• DO THIS
From the listing below, return each line that includes "calendar".

• GIVEN RECORDS
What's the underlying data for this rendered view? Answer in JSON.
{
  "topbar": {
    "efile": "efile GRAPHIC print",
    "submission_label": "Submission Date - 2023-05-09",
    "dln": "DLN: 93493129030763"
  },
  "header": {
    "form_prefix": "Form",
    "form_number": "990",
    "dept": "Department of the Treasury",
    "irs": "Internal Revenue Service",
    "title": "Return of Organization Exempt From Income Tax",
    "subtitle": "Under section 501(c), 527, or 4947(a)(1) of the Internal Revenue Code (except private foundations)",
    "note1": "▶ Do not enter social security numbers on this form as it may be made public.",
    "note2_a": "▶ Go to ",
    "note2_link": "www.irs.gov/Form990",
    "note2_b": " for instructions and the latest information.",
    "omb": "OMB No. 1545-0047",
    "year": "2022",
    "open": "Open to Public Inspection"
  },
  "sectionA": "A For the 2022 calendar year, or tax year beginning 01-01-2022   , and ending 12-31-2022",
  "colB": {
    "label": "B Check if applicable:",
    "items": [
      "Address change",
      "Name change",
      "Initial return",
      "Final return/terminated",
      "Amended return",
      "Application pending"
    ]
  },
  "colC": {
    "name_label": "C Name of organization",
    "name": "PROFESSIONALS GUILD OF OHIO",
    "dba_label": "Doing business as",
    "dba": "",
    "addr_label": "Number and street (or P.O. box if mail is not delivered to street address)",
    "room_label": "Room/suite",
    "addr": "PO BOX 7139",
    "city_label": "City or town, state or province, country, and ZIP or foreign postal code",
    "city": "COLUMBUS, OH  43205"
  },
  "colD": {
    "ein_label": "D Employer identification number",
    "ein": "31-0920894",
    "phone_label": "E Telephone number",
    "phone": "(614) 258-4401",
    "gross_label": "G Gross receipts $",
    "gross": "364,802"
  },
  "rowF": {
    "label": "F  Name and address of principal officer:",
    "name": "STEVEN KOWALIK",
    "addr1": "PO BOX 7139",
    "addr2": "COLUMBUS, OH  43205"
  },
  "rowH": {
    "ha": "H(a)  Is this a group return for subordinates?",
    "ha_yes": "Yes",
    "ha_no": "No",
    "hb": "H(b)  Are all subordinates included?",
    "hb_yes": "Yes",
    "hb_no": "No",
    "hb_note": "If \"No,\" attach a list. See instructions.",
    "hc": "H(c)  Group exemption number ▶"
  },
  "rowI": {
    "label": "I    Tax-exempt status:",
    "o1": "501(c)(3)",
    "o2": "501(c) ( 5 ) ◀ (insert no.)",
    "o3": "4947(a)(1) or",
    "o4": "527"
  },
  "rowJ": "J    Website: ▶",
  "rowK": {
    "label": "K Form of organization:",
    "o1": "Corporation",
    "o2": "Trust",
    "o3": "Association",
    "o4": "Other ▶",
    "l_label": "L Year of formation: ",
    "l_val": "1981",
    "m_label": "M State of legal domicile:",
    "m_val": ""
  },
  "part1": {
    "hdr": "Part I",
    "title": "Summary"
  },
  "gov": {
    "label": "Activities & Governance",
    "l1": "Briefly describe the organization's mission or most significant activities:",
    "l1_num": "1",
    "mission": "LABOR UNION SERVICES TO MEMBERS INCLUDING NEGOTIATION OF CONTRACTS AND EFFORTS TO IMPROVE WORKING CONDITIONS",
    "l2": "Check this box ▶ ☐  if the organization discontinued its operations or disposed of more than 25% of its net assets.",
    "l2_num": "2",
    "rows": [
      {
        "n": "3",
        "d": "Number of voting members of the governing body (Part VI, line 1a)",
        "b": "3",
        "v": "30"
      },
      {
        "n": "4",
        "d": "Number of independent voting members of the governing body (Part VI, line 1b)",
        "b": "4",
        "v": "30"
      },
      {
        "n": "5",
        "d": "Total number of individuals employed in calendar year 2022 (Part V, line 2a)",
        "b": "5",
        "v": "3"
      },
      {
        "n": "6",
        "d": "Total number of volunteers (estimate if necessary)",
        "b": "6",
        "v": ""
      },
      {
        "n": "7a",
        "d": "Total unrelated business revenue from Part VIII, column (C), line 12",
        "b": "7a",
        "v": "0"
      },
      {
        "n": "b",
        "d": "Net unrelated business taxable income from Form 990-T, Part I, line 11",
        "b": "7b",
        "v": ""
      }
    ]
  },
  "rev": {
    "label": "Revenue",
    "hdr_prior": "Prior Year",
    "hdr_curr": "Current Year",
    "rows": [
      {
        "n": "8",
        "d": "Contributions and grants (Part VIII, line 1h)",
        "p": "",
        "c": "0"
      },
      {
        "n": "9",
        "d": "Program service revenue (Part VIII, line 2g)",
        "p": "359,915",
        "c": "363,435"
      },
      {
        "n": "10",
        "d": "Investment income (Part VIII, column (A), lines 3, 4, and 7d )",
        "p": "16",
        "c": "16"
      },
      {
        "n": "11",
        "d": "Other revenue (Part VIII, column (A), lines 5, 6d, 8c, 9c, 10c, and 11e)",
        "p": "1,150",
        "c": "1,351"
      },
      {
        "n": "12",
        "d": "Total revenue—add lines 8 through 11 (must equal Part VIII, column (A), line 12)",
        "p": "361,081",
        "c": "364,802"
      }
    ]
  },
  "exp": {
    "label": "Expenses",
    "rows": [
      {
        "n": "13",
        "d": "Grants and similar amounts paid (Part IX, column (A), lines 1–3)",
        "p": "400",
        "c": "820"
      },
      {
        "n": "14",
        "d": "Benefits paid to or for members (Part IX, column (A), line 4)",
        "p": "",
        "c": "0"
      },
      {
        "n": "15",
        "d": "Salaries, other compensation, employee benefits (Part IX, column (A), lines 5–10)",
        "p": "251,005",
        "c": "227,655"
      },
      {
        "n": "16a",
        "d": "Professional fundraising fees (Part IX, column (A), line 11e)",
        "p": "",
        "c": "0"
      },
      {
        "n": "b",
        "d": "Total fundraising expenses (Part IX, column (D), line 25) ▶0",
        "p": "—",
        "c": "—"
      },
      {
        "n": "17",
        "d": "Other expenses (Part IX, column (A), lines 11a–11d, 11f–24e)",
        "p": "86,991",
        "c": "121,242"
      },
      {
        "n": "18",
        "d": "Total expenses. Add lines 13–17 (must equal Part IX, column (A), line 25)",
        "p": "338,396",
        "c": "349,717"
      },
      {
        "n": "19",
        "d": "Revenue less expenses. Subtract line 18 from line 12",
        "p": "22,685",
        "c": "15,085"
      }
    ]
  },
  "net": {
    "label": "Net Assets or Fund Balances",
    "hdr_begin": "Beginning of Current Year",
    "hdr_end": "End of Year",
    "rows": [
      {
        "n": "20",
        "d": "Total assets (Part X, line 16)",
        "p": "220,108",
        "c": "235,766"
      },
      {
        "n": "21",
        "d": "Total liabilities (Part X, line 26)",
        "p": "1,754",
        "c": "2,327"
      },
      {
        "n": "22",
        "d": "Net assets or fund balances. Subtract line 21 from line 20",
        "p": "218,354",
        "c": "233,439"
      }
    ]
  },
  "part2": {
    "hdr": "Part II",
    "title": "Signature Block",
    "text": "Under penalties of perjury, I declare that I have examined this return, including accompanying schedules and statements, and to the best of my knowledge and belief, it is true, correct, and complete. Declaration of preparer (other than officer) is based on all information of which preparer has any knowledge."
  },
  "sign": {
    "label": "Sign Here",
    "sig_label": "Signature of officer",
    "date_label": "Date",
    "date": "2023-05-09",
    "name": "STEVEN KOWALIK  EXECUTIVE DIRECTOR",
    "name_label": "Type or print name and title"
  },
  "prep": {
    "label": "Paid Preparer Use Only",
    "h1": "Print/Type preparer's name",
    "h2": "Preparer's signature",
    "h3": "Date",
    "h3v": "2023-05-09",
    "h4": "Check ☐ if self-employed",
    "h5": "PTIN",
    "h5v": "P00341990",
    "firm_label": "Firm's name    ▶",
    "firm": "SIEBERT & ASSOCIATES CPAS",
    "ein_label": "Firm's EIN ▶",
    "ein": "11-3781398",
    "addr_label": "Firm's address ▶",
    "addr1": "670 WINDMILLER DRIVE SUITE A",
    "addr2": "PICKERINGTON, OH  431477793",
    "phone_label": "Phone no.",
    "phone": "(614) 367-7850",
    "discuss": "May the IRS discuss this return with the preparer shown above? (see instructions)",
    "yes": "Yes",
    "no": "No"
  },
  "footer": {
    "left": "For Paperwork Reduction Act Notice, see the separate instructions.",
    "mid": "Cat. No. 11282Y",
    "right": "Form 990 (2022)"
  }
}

• FULL SOLUTION
  "sectionA": "A For the 2022 calendar year, or tax year beginning 01-01-2022   , and ending 12-31-2022",
        "d": "Total number of individuals employed in calendar year 2022 (Part V, line 2a)",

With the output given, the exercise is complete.